_Stated task_.
Pick out the lines below with "necesario" and list them.

----

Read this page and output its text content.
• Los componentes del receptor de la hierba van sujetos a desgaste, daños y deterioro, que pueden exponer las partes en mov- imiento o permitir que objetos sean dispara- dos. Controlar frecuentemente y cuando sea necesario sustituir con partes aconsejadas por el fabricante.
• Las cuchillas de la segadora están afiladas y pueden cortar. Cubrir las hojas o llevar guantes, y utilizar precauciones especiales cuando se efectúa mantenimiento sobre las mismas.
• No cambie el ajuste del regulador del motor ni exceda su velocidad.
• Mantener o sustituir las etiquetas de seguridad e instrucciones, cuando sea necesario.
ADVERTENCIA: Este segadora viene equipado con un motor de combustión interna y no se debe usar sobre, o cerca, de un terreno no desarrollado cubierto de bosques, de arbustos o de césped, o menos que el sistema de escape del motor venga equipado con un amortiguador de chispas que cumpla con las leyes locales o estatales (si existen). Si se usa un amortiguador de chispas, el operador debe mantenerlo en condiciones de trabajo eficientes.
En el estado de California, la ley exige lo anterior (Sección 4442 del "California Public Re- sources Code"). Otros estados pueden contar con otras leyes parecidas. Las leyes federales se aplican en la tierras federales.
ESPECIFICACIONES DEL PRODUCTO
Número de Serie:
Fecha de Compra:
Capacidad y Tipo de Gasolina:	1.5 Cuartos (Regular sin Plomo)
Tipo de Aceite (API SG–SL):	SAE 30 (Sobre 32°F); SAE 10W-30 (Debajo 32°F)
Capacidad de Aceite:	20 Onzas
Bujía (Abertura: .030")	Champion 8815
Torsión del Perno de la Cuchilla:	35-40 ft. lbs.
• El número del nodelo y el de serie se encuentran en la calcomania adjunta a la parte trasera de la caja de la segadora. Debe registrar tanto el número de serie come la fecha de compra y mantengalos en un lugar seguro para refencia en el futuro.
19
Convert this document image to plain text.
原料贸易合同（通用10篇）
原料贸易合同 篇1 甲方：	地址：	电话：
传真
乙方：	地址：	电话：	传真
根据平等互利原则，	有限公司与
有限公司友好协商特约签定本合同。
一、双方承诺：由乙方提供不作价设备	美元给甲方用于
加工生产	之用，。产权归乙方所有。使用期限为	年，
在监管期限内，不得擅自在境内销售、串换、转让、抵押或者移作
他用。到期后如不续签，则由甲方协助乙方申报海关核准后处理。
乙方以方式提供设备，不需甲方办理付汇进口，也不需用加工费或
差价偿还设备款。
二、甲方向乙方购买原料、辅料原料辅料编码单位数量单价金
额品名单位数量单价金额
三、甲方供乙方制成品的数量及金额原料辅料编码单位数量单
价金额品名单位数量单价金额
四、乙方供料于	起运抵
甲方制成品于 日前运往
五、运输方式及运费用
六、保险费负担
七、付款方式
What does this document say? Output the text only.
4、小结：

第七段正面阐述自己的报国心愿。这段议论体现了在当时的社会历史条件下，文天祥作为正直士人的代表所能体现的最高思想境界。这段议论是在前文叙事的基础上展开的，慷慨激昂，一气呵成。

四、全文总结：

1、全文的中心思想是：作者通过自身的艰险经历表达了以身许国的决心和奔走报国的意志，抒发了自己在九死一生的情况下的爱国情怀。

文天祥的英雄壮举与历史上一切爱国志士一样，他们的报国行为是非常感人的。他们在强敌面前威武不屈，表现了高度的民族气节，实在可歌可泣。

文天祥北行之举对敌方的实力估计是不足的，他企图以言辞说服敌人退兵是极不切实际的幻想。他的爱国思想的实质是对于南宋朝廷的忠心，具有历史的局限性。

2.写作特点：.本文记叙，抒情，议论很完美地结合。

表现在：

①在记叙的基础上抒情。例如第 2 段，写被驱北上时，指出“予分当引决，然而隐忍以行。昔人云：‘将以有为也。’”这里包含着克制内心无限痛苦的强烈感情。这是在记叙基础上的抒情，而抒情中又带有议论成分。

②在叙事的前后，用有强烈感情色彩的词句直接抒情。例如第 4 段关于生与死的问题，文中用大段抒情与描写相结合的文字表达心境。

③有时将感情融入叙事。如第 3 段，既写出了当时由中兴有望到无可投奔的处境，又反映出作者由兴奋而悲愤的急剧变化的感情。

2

----

_Solution for this exercise_.
• Los componentes del receptor de la hierba van sujetos a desgaste, daños y deterioro, que pueden exponer las partes en mov- imiento o permitir que objetos sean dispara- dos. Controlar frecuentemente y cuando sea necesario sustituir con partes aconsejadas por el fabricante.
• Mantener o sustituir las etiquetas de seguridad e instrucciones, cuando sea necesario.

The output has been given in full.